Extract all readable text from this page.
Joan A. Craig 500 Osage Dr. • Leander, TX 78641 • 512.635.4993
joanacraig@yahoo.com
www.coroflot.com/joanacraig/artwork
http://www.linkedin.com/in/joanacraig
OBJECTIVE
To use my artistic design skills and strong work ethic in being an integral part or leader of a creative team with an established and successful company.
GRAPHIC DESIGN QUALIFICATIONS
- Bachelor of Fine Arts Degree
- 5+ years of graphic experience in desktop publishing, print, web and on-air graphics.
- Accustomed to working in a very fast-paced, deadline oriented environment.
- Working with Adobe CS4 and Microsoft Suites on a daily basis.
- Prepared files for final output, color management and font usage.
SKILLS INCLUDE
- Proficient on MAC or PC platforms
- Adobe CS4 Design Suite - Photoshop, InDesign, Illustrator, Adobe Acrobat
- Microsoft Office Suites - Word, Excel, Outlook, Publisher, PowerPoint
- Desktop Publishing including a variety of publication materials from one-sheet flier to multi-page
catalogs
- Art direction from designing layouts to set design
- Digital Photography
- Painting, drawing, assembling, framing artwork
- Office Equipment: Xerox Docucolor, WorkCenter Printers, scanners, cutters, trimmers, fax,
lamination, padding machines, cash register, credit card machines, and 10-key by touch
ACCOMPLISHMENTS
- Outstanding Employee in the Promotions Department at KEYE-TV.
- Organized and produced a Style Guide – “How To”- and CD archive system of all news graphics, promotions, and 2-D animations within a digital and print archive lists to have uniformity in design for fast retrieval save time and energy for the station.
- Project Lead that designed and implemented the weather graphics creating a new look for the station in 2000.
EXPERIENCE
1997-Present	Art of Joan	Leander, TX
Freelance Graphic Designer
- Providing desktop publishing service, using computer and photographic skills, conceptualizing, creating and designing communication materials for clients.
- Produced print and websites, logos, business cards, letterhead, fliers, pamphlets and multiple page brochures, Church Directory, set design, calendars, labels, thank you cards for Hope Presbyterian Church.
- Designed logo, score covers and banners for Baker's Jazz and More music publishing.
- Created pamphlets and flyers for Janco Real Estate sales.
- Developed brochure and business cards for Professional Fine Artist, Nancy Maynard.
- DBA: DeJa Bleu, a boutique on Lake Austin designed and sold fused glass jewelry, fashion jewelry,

★ ★ ★

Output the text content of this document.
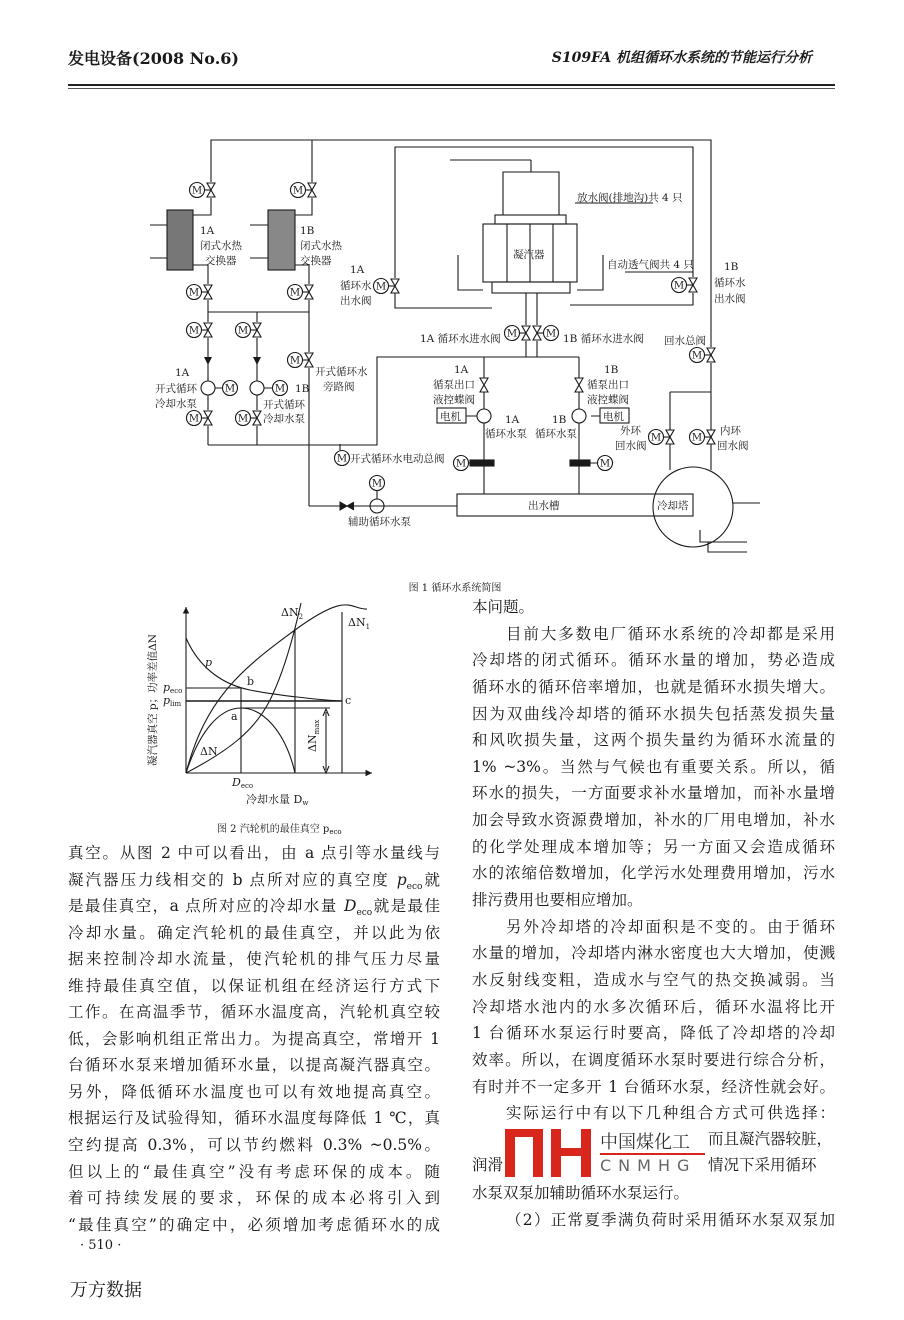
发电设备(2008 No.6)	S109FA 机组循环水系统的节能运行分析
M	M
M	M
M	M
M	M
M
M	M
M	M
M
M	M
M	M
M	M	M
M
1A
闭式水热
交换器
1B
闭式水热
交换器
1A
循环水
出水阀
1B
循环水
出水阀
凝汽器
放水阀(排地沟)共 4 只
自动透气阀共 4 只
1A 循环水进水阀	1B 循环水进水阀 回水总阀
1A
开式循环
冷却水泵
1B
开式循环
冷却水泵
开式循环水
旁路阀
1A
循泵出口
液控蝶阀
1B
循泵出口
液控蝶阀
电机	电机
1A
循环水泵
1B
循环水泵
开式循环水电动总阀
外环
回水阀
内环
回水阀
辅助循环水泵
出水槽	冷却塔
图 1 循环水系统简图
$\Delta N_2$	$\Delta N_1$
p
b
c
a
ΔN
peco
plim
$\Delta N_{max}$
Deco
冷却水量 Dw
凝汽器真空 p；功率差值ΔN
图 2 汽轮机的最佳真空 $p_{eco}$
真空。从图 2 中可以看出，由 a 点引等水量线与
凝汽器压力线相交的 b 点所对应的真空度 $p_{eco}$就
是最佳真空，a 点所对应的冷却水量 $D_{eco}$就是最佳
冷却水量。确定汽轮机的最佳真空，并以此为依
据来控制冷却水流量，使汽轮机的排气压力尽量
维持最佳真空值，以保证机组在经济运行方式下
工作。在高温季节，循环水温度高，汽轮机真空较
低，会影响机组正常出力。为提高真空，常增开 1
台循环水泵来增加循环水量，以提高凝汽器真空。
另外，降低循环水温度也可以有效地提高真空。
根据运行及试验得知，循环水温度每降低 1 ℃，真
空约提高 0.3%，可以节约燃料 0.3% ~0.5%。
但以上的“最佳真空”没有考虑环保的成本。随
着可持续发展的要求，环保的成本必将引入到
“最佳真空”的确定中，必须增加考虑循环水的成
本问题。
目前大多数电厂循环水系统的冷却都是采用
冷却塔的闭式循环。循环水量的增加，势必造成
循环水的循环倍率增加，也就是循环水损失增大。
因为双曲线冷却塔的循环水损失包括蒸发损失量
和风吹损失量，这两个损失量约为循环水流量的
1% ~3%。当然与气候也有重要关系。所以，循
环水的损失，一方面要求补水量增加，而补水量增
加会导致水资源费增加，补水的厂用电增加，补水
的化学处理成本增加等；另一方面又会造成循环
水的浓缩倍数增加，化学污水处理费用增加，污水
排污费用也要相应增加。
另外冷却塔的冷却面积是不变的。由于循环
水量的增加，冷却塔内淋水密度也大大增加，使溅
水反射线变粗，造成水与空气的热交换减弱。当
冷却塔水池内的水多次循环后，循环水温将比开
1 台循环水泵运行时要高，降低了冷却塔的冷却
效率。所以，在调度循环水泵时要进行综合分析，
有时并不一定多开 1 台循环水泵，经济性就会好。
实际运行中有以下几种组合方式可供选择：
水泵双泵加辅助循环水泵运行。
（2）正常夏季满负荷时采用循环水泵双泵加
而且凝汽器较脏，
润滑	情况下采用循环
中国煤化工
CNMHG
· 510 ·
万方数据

★ ★ ★

**WRITTEN REQUEST**
Pull out all lines containing "from".

**RESPONSE TO THIS TASK**
Extract all readable text from this page.
- Desktop Publishing including a variety of publication materials from one-sheet flier to multi-page
- Art direction from designing layouts to set design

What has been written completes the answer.